• _EXERCISE GOAL_
Each entry must be reproduced precisely as it stands.
>> BEGIN EXCERPTED DATA
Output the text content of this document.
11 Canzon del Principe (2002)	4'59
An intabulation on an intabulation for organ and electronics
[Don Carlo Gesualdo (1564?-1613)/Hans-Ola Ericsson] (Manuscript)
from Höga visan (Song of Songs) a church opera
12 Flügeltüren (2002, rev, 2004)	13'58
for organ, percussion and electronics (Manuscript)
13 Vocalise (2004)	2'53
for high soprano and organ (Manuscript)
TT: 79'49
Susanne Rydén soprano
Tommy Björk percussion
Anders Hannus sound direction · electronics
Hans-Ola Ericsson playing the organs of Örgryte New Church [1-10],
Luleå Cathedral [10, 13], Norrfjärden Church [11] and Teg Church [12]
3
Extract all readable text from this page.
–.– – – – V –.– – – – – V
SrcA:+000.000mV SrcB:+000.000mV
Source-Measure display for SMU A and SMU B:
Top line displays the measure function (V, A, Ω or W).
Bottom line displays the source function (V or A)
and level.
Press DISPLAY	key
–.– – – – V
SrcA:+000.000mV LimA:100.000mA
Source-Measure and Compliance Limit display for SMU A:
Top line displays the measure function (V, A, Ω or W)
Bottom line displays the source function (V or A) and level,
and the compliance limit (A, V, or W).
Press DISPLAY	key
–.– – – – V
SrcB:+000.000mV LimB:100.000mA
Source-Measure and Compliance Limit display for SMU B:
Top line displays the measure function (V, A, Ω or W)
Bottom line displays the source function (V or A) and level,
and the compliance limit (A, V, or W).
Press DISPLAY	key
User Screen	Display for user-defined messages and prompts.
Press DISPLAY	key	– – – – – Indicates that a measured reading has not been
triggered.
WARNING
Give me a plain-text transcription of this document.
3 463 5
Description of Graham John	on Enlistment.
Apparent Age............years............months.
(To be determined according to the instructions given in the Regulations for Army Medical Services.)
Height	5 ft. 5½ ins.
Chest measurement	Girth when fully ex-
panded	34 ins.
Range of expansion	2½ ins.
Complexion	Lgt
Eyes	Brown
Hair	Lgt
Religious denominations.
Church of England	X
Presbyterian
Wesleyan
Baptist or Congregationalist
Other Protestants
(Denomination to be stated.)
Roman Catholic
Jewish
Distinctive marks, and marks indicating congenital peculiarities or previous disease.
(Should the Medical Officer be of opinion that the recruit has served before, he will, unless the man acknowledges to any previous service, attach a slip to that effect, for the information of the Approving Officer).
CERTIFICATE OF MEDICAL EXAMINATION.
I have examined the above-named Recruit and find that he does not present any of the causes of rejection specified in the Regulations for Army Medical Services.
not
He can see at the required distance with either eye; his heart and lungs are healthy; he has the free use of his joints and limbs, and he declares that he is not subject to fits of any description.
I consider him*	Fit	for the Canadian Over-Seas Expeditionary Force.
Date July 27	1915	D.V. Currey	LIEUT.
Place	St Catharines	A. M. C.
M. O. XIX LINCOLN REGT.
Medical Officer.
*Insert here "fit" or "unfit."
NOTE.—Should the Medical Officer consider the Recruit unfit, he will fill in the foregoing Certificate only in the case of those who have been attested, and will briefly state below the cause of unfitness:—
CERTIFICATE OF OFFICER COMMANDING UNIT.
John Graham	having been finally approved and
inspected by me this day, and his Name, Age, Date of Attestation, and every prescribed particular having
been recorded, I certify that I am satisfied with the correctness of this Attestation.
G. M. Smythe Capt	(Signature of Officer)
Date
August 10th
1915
>> END EXCERPTED DATA
• _WRITTEN SOLUTION_
Output the text content of this document.
11 Canzon del Principe (2002)	4'59
An intabulation on an intabulation for organ and electronics
[Don Carlo Gesualdo (1564?-1613)/Hans-Ola Ericsson] (Manuscript)
from Höga visan (Song of Songs) a church opera
12 Flügeltüren (2002, rev, 2004)	13'58
for organ, percussion and electronics (Manuscript)
13 Vocalise (2004)	2'53
for high soprano and organ (Manuscript)
TT: 79'49
Susanne Rydén soprano
Tommy Björk percussion
Anders Hannus sound direction · electronics
Hans-Ola Ericsson playing the organs of Örgryte New Church [1-10],
Luleå Cathedral [10, 13], Norrfjärden Church [11] and Teg Church [12]
3
Extract all readable text from this page.
–.– – – – V –.– – – – – V
SrcA:+000.000mV SrcB:+000.000mV
Source-Measure display for SMU A and SMU B:
Top line displays the measure function (V, A, Ω or W).
Bottom line displays the source function (V or A)
and level.
Press DISPLAY	key
–.– – – – V
SrcA:+000.000mV LimA:100.000mA
Source-Measure and Compliance Limit display for SMU A:
Top line displays the measure function (V, A, Ω or W)
Bottom line displays the source function (V or A) and level,
and the compliance limit (A, V, or W).
Press DISPLAY	key
–.– – – – V
SrcB:+000.000mV LimB:100.000mA
Source-Measure and Compliance Limit display for SMU B:
Top line displays the measure function (V, A, Ω or W)
Bottom line displays the source function (V or A) and level,
and the compliance limit (A, V, or W).
Press DISPLAY	key
User Screen	Display for user-defined messages and prompts.
Press DISPLAY	key	– – – – – Indicates that a measured reading has not been
triggered.
WARNING
Give me a plain-text transcription of this document.
3 463 5
Description of Graham John	on Enlistment.
Apparent Age............years............months.
(To be determined according to the instructions given in the Regulations for Army Medical Services.)
Height	5 ft. 5½ ins.
Chest measurement	Girth when fully ex-
panded	34 ins.
Range of expansion	2½ ins.
Complexion	Lgt
Eyes	Brown
Hair	Lgt
Religious denominations.
Church of England	X
Presbyterian
Wesleyan
Baptist or Congregationalist
Other Protestants
(Denomination to be stated.)
Roman Catholic
Jewish
Distinctive marks, and marks indicating congenital peculiarities or previous disease.
(Should the Medical Officer be of opinion that the recruit has served before, he will, unless the man acknowledges to any previous service, attach a slip to that effect, for the information of the Approving Officer).
CERTIFICATE OF MEDICAL EXAMINATION.
I have examined the above-named Recruit and find that he does not present any of the causes of rejection specified in the Regulations for Army Medical Services.
not
He can see at the required distance with either eye; his heart and lungs are healthy; he has the free use of his joints and limbs, and he declares that he is not subject to fits of any description.
I consider him*	Fit	for the Canadian Over-Seas Expeditionary Force.
Date July 27	1915	D.V. Currey	LIEUT.
Place	St Catharines	A. M. C.
M. O. XIX LINCOLN REGT.
Medical Officer.
*Insert here "fit" or "unfit."
NOTE.—Should the Medical Officer consider the Recruit unfit, he will fill in the foregoing Certificate only in the case of those who have been attested, and will briefly state below the cause of unfitness:—
CERTIFICATE OF OFFICER COMMANDING UNIT.
John Graham	having been finally approved and
inspected by me this day, and his Name, Age, Date of Attestation, and every prescribed particular having
been recorded, I certify that I am satisfied with the correctness of this Attestation.
G. M. Smythe Capt	(Signature of Officer)
Date
August 10th
1915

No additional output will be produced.